====== Material provided
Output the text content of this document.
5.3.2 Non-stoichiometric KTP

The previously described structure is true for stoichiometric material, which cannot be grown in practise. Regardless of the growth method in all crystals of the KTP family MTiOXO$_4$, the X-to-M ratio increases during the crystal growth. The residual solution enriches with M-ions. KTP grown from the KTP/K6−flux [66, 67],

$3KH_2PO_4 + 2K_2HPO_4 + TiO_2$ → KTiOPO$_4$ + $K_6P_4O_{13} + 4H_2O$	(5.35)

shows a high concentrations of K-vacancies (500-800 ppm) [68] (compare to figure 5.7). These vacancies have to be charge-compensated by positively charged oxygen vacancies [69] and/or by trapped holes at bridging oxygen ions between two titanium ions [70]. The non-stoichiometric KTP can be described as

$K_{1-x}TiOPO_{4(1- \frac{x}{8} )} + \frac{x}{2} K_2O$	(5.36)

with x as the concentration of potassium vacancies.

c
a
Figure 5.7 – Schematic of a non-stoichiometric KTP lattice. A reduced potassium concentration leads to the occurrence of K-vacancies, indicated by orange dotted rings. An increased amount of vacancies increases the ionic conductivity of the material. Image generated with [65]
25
============
Your task >>
Reproduce the material above, every line of it, exactly.

Written response >>
Output the text content of this document.
5.3.2 Non-stoichiometric KTP

The previously described structure is true for stoichiometric material, which cannot be grown in practise. Regardless of the growth method in all crystals of the KTP family MTiOXO$_4$, the X-to-M ratio increases during the crystal growth. The residual solution enriches with M-ions. KTP grown from the KTP/K6−flux [66, 67],

$3KH_2PO_4 + 2K_2HPO_4 + TiO_2$ → KTiOPO$_4$ + $K_6P_4O_{13} + 4H_2O$	(5.35)

shows a high concentrations of K-vacancies (500-800 ppm) [68] (compare to figure 5.7). These vacancies have to be charge-compensated by positively charged oxygen vacancies [69] and/or by trapped holes at bridging oxygen ions between two titanium ions [70]. The non-stoichiometric KTP can be described as

$K_{1-x}TiOPO_{4(1- \frac{x}{8} )} + \frac{x}{2} K_2O$	(5.36)

with x as the concentration of potassium vacancies.

c
a
Figure 5.7 – Schematic of a non-stoichiometric KTP lattice. A reduced potassium concentration leads to the occurrence of K-vacancies, indicated by orange dotted rings. An increased amount of vacancies increases the ionic conductivity of the material. Image generated with [65]
25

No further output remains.